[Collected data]
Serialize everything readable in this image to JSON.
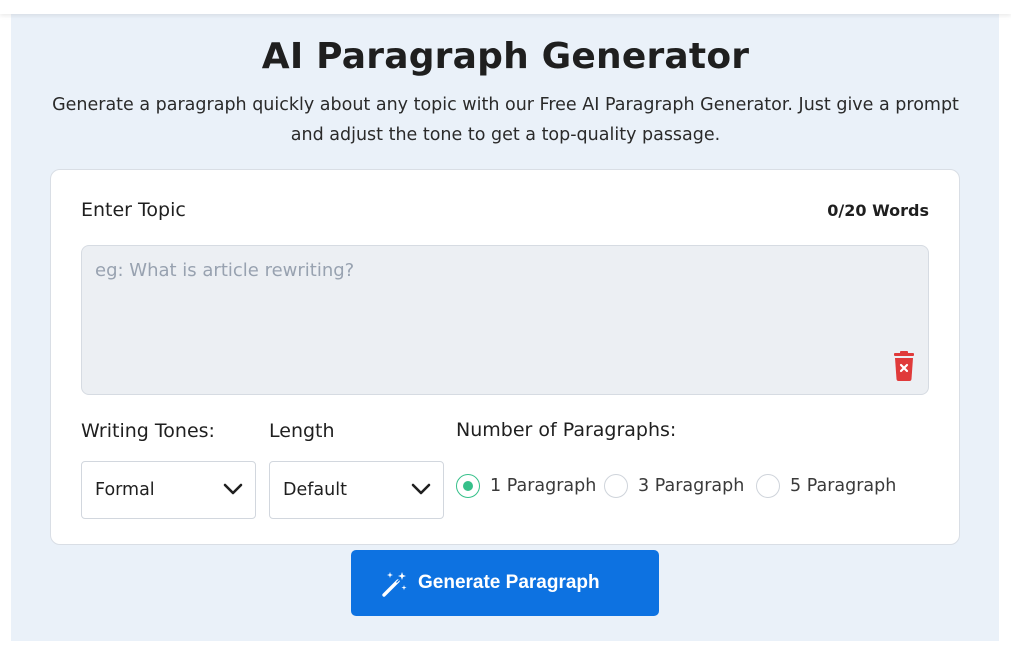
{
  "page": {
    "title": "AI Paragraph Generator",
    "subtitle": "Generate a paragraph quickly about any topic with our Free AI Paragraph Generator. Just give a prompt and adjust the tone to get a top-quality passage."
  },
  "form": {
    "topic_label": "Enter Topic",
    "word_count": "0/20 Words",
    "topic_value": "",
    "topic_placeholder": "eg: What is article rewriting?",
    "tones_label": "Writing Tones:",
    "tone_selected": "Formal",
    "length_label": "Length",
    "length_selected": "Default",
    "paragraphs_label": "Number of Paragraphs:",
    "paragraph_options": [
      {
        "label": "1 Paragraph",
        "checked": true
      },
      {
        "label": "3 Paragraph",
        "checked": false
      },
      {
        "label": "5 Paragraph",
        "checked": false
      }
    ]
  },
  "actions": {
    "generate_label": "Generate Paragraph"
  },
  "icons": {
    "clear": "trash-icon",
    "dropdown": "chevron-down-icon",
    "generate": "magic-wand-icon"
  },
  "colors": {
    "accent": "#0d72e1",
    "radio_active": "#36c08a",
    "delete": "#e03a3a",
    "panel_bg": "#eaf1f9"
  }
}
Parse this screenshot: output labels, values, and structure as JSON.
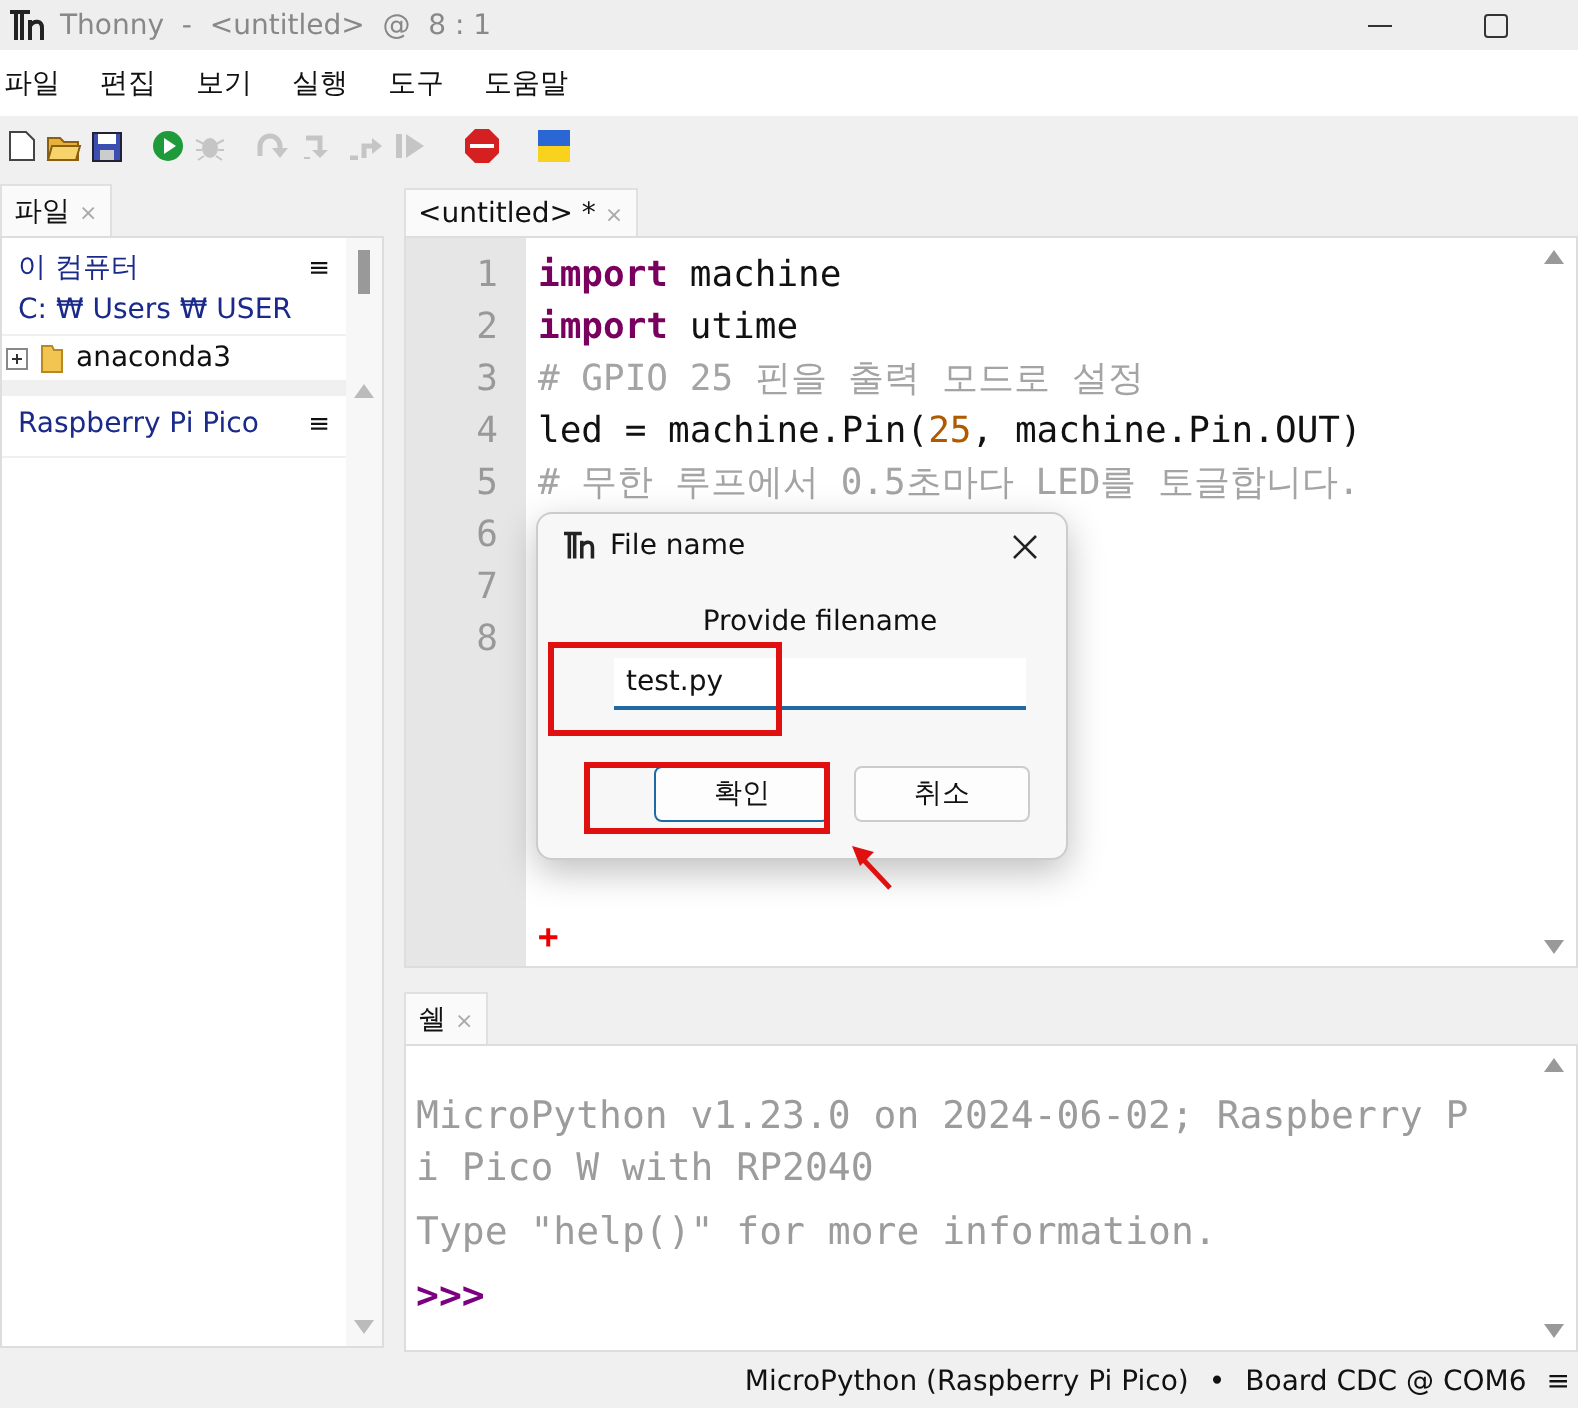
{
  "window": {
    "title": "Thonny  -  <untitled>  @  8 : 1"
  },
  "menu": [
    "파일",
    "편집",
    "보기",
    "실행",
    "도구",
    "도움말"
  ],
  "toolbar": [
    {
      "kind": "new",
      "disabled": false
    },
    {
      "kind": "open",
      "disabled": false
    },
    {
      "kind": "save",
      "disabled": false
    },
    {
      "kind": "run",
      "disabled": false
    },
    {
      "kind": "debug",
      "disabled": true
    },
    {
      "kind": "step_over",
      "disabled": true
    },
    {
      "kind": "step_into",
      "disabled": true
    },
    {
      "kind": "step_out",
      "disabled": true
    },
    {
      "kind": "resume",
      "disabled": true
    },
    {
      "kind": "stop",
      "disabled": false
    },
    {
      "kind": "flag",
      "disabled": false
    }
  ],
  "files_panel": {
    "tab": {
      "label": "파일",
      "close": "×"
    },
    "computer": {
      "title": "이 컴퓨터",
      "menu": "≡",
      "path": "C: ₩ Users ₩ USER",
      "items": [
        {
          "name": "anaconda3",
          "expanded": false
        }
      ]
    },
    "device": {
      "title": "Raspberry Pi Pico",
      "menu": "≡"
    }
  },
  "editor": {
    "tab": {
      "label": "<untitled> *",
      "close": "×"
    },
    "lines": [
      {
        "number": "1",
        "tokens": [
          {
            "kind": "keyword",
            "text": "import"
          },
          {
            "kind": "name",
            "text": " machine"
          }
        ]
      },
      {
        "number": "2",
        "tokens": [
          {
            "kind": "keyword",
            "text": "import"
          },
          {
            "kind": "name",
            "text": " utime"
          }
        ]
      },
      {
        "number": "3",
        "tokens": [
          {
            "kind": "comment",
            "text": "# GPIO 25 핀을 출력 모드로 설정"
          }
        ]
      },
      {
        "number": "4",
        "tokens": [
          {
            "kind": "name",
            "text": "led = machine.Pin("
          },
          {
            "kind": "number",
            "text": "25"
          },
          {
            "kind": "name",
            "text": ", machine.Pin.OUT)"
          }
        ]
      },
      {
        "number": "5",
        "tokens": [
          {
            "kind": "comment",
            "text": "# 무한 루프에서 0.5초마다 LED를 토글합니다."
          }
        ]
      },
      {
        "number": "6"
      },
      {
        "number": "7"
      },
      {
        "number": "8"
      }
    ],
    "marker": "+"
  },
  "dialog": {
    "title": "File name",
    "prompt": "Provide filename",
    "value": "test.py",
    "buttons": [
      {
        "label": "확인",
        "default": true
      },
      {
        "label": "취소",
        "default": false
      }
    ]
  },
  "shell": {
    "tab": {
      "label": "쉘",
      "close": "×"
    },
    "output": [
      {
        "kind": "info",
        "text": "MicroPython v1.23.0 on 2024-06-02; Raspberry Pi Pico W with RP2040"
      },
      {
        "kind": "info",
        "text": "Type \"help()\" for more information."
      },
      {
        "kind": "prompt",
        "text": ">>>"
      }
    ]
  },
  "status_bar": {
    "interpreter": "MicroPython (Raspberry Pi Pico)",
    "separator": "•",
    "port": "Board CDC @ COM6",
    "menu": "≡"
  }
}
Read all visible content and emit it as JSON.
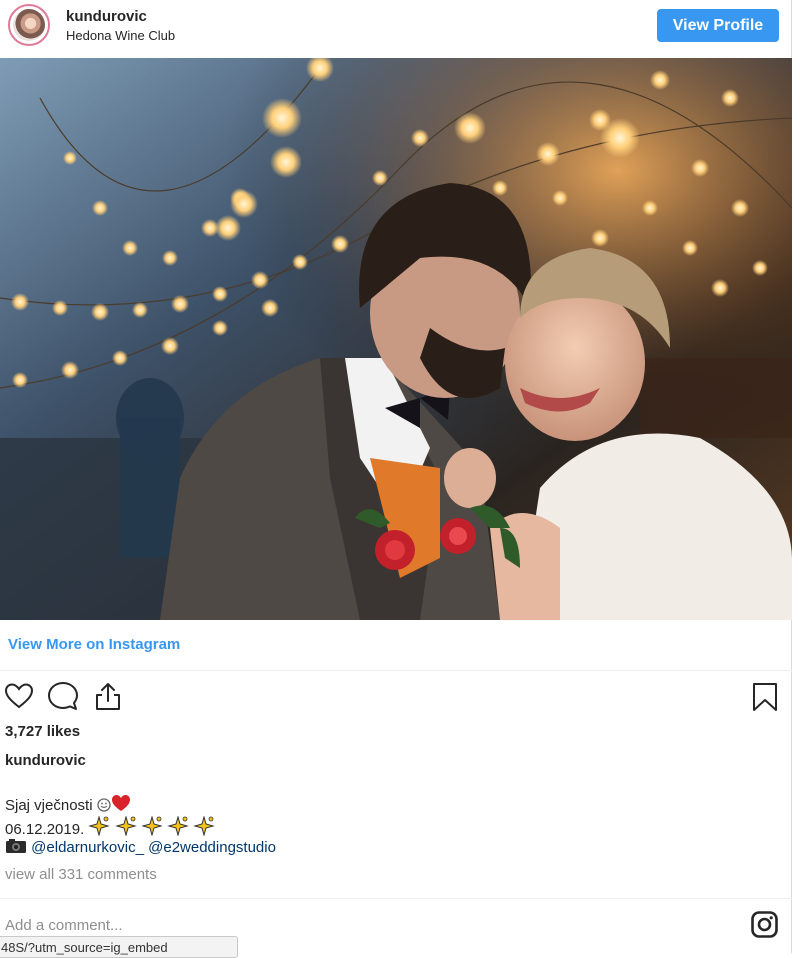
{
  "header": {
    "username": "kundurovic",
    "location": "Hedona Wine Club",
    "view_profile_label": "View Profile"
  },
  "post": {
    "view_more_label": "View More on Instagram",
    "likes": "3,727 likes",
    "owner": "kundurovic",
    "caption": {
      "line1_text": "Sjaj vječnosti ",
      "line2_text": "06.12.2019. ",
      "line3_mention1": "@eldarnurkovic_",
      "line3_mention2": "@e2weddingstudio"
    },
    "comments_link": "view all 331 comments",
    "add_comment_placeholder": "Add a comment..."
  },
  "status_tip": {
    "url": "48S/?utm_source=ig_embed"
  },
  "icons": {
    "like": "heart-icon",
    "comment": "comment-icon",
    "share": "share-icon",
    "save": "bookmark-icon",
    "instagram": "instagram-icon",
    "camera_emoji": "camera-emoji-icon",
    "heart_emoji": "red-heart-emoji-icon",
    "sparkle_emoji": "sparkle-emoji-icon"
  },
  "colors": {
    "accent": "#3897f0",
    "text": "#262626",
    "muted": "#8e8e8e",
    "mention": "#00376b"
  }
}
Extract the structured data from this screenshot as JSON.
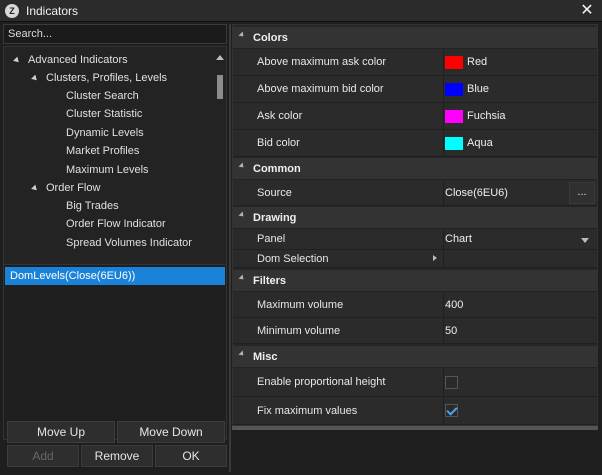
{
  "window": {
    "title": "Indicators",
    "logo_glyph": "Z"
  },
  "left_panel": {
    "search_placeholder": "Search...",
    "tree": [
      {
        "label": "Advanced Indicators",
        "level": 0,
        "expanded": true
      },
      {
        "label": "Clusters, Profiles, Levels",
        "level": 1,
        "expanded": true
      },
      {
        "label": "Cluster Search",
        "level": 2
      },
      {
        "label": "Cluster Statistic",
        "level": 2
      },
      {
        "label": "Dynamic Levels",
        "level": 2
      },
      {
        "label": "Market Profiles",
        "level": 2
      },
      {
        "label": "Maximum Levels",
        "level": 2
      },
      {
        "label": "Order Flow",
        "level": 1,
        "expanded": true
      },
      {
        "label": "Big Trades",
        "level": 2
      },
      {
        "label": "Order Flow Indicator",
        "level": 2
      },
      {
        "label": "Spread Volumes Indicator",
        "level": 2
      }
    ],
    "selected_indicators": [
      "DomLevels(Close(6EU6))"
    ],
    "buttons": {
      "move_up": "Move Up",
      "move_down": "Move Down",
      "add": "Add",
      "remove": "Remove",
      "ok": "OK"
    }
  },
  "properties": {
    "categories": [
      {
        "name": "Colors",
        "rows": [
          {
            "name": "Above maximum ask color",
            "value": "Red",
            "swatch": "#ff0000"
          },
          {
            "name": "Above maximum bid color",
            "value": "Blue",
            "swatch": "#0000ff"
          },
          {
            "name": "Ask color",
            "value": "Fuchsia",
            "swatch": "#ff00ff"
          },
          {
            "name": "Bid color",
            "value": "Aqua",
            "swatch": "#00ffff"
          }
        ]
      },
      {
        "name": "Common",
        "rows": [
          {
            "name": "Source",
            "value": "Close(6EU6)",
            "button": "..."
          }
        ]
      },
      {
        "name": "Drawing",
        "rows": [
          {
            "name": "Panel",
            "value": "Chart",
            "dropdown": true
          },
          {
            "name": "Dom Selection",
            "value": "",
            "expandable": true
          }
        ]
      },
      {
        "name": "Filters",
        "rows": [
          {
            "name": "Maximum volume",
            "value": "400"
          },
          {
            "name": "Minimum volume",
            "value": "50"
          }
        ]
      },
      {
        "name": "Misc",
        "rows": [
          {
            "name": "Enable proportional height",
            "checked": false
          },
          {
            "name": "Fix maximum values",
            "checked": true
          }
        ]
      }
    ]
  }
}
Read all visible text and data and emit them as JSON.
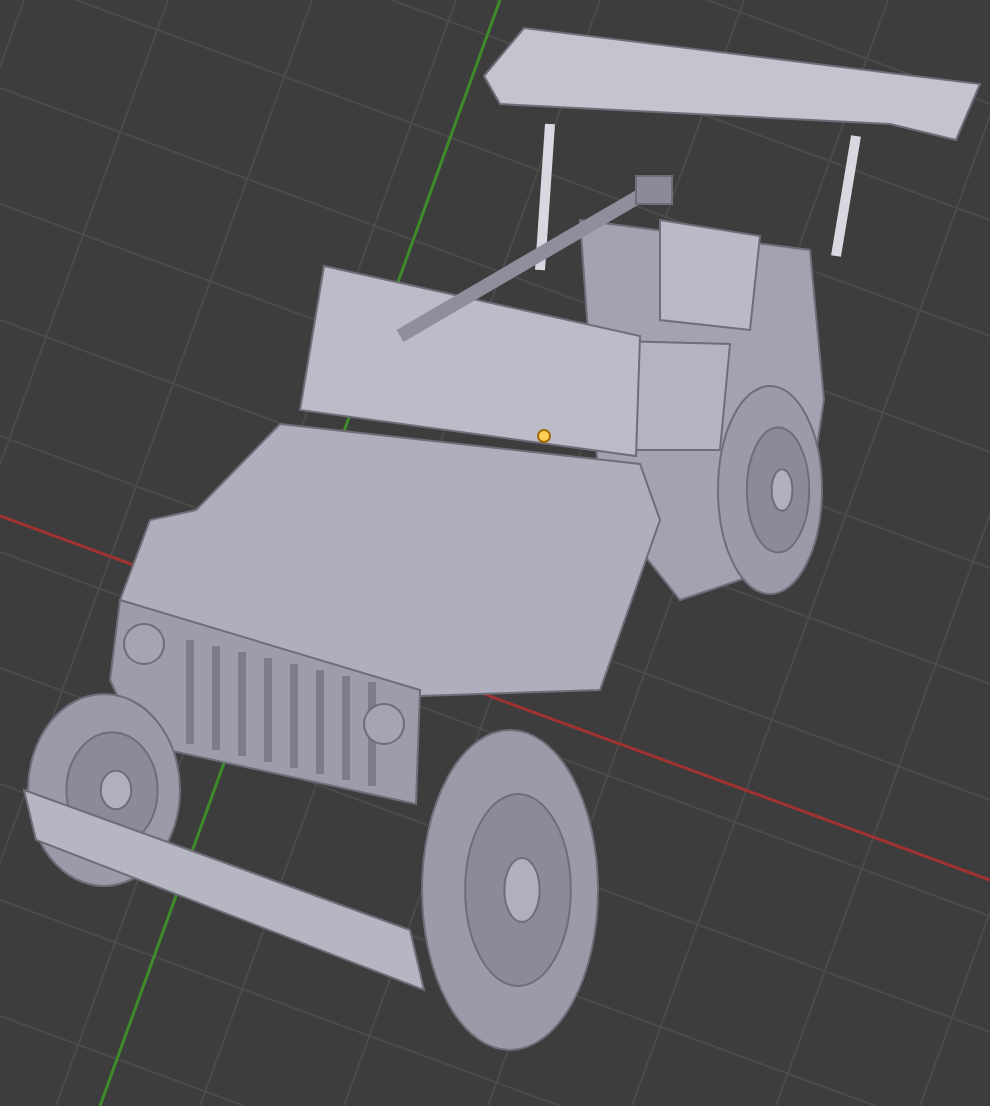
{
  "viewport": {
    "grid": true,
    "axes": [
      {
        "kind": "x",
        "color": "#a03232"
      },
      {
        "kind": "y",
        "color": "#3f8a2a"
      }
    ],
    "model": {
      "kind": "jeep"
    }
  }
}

DIRECTIONS FOR THIS TASK
Figure out how many lines of the data above include "Profiles", then give the number and nothing more.

WRITTEN ANSWER
2